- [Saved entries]
........

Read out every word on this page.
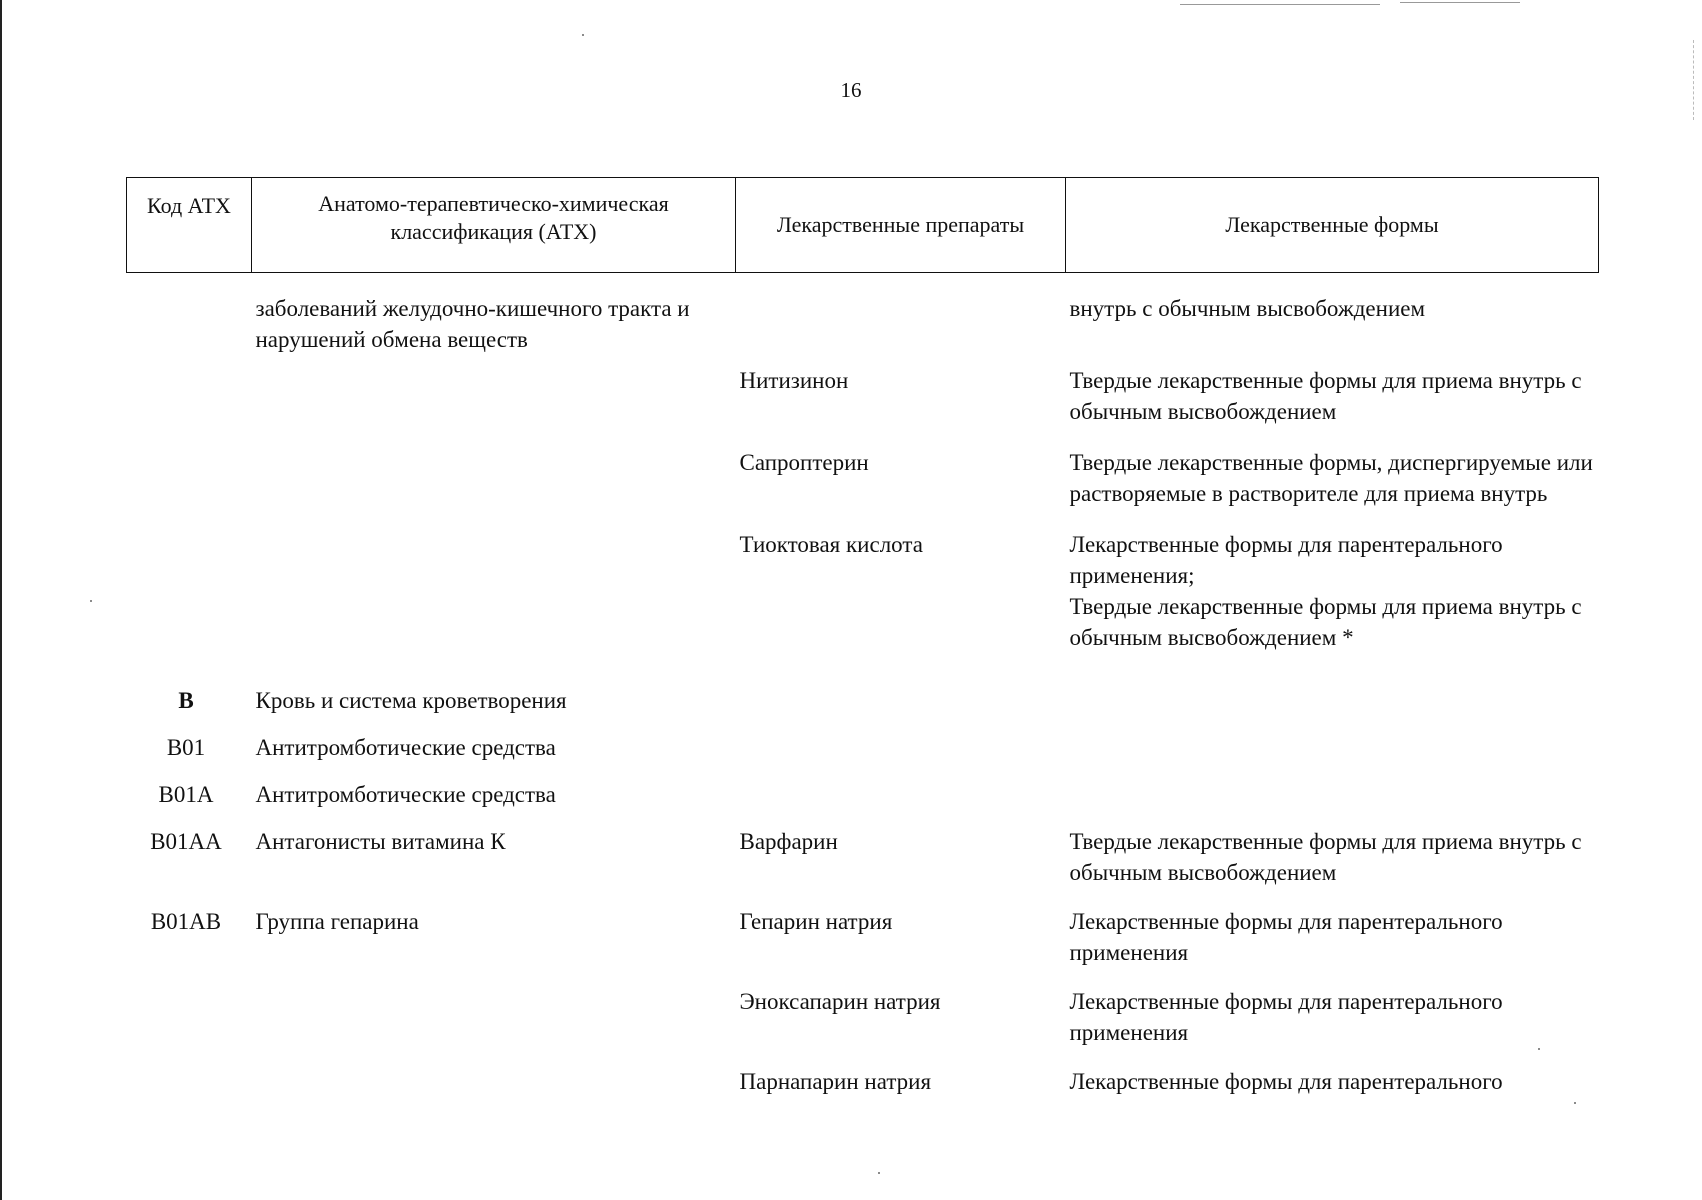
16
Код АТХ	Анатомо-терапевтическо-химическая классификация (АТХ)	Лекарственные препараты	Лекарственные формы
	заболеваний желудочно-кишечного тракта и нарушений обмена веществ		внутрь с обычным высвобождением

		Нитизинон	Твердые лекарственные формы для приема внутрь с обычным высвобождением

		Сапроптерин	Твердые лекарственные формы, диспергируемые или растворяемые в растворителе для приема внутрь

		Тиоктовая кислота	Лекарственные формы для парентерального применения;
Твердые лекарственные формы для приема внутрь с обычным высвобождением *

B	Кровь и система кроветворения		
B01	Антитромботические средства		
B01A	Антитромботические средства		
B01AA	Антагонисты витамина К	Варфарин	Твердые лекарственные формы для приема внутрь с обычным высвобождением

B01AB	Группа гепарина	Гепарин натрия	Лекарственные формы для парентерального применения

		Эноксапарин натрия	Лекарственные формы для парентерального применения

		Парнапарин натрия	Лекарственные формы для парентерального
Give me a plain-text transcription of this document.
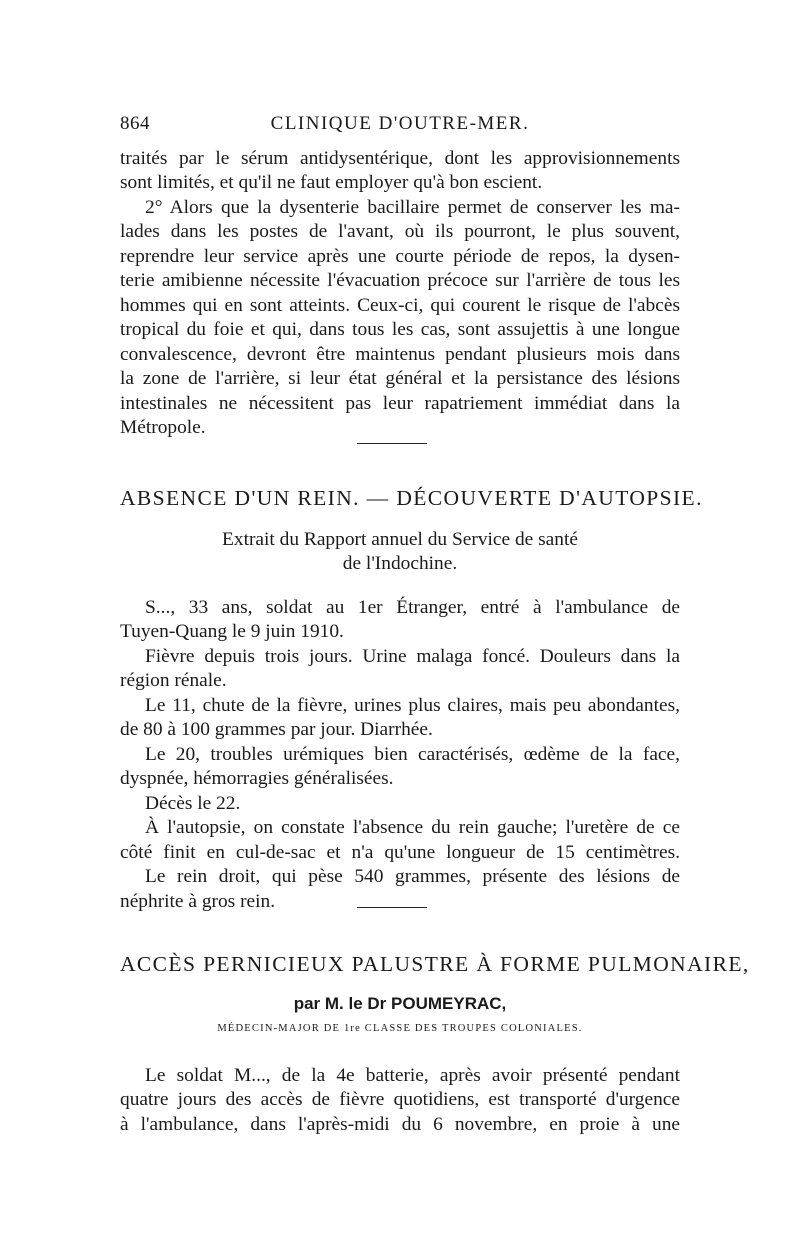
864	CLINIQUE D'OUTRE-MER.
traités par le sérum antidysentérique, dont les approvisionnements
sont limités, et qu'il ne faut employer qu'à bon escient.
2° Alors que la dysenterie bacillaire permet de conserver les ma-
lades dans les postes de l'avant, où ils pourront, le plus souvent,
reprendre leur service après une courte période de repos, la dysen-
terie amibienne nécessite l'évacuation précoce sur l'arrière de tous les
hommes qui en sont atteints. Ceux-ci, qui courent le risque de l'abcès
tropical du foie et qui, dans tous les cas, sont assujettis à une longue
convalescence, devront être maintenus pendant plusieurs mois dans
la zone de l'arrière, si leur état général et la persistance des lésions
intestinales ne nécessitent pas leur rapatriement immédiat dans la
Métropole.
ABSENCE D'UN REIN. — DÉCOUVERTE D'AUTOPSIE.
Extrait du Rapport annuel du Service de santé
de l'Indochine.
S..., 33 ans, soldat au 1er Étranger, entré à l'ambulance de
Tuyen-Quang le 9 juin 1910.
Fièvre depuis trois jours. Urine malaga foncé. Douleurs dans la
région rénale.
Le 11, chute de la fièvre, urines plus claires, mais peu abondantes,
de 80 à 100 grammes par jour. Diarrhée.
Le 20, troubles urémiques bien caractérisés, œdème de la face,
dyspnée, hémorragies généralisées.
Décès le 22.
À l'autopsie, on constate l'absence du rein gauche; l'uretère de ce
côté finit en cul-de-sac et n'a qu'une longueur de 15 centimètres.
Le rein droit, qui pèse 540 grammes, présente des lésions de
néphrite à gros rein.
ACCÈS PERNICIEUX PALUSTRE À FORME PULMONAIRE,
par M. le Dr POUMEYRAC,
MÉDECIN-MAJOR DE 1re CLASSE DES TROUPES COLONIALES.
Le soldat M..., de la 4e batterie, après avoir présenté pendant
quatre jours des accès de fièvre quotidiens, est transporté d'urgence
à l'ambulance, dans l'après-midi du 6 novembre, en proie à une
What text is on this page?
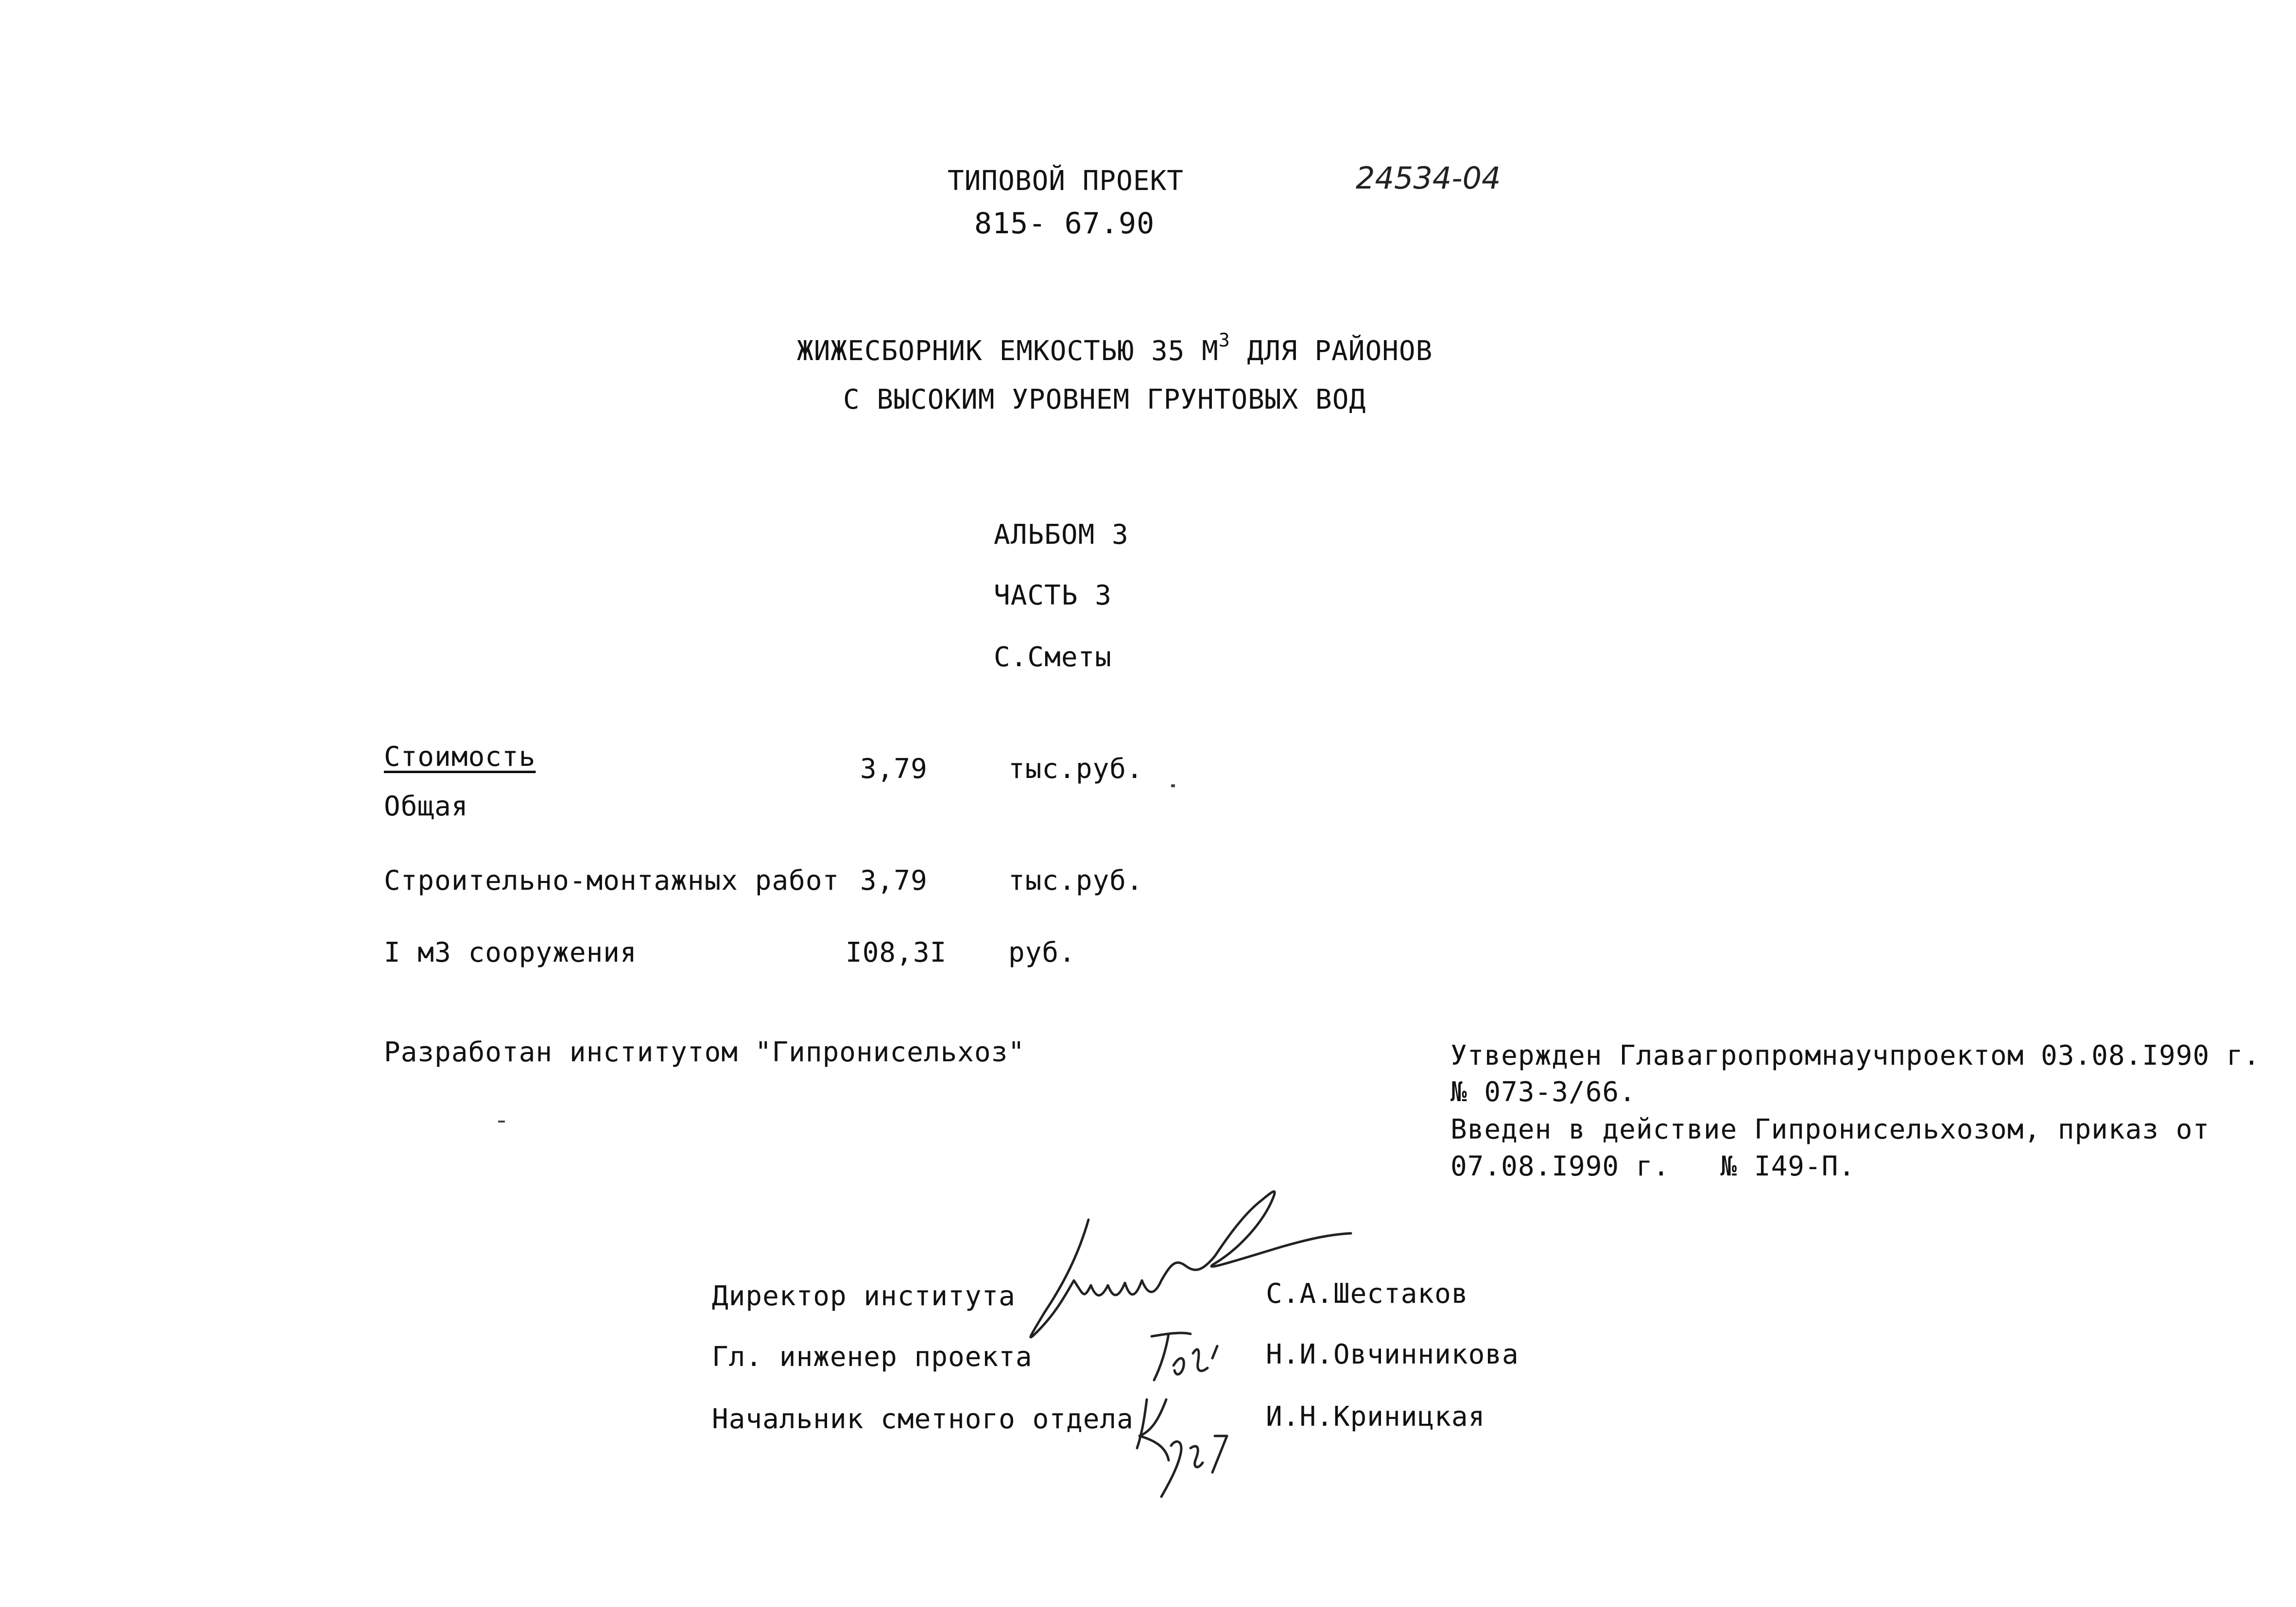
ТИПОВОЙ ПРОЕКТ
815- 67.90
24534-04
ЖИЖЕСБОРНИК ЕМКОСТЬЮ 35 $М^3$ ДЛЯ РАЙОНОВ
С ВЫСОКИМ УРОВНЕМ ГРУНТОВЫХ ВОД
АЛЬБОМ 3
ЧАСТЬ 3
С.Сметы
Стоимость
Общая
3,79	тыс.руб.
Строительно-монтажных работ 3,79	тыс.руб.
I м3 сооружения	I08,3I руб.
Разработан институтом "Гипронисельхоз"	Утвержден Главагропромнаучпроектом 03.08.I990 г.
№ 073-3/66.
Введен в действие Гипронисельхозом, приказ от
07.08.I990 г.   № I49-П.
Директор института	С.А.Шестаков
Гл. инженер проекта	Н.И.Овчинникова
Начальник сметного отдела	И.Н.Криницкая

........

- [PROMPT] Write only the number of lines in the records that include the word "Антитромботические".

- [TASK SOLUTION] 2